Source data:
——

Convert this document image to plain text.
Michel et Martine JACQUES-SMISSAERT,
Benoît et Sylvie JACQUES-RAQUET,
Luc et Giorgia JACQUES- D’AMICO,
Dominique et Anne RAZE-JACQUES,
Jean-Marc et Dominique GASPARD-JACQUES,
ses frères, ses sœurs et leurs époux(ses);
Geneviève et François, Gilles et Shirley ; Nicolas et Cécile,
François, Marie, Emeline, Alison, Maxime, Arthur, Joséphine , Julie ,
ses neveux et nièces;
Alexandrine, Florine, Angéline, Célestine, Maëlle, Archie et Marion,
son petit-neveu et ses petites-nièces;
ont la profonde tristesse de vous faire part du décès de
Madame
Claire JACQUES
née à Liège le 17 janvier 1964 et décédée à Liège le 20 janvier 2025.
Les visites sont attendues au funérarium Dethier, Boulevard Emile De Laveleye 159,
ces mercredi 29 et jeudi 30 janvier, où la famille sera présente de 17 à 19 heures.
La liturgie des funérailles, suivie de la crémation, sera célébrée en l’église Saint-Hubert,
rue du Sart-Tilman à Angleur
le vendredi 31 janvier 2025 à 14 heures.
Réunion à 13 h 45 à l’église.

——

Aim of the task:
Every line of the data above should be reproduced word for word.

Solution to the problem:
Convert this document image to plain text.
Michel et Martine JACQUES-SMISSAERT,
Benoît et Sylvie JACQUES-RAQUET,
Luc et Giorgia JACQUES- D’AMICO,
Dominique et Anne RAZE-JACQUES,
Jean-Marc et Dominique GASPARD-JACQUES,
ses frères, ses sœurs et leurs époux(ses);
Geneviève et François, Gilles et Shirley ; Nicolas et Cécile,
François, Marie, Emeline, Alison, Maxime, Arthur, Joséphine , Julie ,
ses neveux et nièces;
Alexandrine, Florine, Angéline, Célestine, Maëlle, Archie et Marion,
son petit-neveu et ses petites-nièces;
ont la profonde tristesse de vous faire part du décès de
Madame
Claire JACQUES
née à Liège le 17 janvier 1964 et décédée à Liège le 20 janvier 2025.
Les visites sont attendues au funérarium Dethier, Boulevard Emile De Laveleye 159,
ces mercredi 29 et jeudi 30 janvier, où la famille sera présente de 17 à 19 heures.
La liturgie des funérailles, suivie de la crémation, sera célébrée en l’église Saint-Hubert,
rue du Sart-Tilman à Angleur
le vendredi 31 janvier 2025 à 14 heures.
Réunion à 13 h 45 à l’église.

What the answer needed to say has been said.